PROBLEM DETAILS —
Do these three statements agree with the BK channel abstract below? For each, answer yes or no and quote the words that decide it.
(a) Intracellular dialysis with 1 mM or higher BAPTA blocks activation of all BK channels.
(b) The submembrane [Ca²⁺](i) elevations produced by muscarinic receptor activation are less uniform than those produced during Ca²⁺ influx.
(c) When all BK channels are activated during Ca²⁺ influx, the average [Ca²⁺](i) they detect is about 60 μM.
QUOTED PASSAGE section start
[Ca²⁺](i) elevations detected by BK channels during Ca²⁺ influx and muscarine-mediated release of Ca²⁺ from intracellular stores in rat chromaffin cells

Submembrane [Ca2²⁺](i) changes were examined in rat chromaffin cells by monitoring the activity of an endogenous Ca²⁺dependent protein: the large conductance Ca²⁺- and voltage-activated K⁺ channel (also known as the BK channel). The Ca²⁺ and voltage dependence of BE current inactivation and conductance were calibrated first by using defined [Ca²⁺](i) salines. This information was used to examine submembrane [Ca²⁺](i) elevations arising out of Ca²⁺ influx and muscarine-mediated release of Ca²⁺ from intracellular stores. During Ca²⁺ influx, some BK channels are exposed to [Ca²⁺](i) of at least 60 μM. However, the distribution of this [Ca²⁺](i) elevation is highly nonuniform so that the average [Ca²⁺](i) detected when all BK channels are activated is only ~10 μM. Intracellular dialysis with 1 mM or higher EGTA spares only the BK channels activated by the highest [Ca²⁺](i) during influx, whereas dialysis with 1 mM or higher BAPTA blocks activation of all BK channels. Submembrane [Ca²⁺](i) elevations fall rapidly after termination of short (5 msec) Ca²⁺ influx steps but persist above 1 μM for several hundred milliseconds after termination of long (200 msec) influx steps. In contrast to influx, the submembrane [Ca²⁺](i) elevations produced by release of intracellular Ca²⁺ by muscarinic actetylcholine receptor (mAChR) activation are much more uniform and reach peak levels of 3-5 μM. Our results suggest that during normal action potential activity only 10-20% of BK channels in each chromaffin cell see sufficient [Ca²⁺](i) to be activated.
QUOTED PASSAGE section end
EXCERPTED DATA section start
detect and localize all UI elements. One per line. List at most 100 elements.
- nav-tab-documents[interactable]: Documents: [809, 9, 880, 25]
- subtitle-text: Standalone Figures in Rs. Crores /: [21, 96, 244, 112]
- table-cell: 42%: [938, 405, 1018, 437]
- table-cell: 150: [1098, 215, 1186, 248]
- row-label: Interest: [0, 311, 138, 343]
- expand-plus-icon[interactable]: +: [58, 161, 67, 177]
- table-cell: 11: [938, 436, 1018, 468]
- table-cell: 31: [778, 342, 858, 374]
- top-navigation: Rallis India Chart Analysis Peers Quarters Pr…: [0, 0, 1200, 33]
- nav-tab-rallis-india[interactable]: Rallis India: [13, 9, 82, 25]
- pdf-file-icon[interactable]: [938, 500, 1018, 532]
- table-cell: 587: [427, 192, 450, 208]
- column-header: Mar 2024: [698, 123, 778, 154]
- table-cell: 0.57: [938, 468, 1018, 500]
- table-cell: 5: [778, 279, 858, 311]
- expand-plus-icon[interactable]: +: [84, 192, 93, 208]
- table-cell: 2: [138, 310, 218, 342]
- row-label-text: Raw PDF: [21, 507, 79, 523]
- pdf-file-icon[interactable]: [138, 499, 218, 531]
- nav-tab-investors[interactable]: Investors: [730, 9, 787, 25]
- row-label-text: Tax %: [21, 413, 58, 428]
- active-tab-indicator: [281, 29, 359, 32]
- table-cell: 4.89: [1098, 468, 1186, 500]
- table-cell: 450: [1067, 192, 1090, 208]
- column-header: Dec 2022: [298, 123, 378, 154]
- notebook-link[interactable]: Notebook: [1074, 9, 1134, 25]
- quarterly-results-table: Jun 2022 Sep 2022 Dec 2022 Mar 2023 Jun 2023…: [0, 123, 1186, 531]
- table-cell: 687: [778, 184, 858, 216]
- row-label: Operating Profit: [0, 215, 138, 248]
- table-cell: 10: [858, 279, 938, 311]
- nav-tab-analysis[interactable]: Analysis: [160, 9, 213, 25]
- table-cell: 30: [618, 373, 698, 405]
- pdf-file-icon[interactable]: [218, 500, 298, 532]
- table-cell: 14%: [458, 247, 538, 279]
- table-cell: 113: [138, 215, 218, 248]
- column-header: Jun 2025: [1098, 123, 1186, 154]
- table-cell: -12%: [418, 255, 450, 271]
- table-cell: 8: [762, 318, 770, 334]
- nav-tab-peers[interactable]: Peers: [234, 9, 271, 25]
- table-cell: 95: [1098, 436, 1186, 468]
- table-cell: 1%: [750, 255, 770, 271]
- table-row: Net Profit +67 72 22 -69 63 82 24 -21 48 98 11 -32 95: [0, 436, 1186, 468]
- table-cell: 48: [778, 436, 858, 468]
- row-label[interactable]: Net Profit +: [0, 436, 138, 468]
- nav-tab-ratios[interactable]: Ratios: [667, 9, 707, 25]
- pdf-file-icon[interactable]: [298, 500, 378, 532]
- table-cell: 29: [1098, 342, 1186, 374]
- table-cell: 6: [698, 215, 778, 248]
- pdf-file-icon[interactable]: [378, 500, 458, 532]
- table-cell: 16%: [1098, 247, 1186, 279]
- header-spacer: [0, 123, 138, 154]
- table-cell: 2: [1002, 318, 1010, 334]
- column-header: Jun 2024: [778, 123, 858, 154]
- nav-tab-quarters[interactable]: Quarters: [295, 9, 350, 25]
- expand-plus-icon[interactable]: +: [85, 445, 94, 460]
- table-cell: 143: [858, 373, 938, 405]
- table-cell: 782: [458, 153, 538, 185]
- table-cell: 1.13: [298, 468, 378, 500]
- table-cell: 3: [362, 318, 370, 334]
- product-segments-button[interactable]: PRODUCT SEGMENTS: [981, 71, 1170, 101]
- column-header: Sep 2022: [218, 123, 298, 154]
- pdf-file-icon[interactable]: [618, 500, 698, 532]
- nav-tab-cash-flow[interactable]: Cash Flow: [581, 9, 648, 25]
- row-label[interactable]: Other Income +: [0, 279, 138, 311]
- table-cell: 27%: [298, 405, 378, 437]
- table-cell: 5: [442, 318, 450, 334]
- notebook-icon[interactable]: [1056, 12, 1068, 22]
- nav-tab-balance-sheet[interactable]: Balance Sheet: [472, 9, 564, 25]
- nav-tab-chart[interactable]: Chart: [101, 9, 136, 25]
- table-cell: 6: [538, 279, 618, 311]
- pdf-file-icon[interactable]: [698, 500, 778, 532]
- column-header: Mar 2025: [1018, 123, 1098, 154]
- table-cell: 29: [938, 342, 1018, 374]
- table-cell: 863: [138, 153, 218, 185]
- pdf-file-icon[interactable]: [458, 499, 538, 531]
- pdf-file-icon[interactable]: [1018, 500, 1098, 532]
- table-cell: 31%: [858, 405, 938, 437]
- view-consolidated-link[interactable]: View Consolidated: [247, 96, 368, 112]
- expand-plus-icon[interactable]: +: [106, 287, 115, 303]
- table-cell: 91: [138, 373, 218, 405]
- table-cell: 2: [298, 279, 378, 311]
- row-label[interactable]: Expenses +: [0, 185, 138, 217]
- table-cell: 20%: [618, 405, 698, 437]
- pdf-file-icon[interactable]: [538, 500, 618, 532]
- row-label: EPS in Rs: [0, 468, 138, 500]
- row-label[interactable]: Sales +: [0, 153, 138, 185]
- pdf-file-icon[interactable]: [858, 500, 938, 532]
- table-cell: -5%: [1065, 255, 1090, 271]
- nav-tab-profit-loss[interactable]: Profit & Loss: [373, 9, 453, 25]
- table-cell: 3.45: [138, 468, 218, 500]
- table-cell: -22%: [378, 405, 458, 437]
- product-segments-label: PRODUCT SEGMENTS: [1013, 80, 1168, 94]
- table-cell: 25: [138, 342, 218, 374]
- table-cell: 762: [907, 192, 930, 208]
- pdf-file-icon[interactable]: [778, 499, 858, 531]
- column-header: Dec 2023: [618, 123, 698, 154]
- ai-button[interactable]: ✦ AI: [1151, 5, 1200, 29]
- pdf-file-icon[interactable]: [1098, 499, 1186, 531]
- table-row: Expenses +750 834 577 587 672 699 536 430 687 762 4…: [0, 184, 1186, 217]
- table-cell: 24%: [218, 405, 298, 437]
EXCERPTED DATA section end
YOUR RESPONSE —
(a) Yes: "dialysis with 1 mM or higher BAPTA blocks activation of all BK channels"
(b) No: "In contrast to influx, the submembrane [Ca²⁺](i) elevations produced by release of intracellular Ca²⁺ by muscarinic actetylcholine receptor (mAChR) activation are much more uniform"
(c) No: "the average [Ca²⁺](i) detected when all BK channels are activated is only ~10 μM"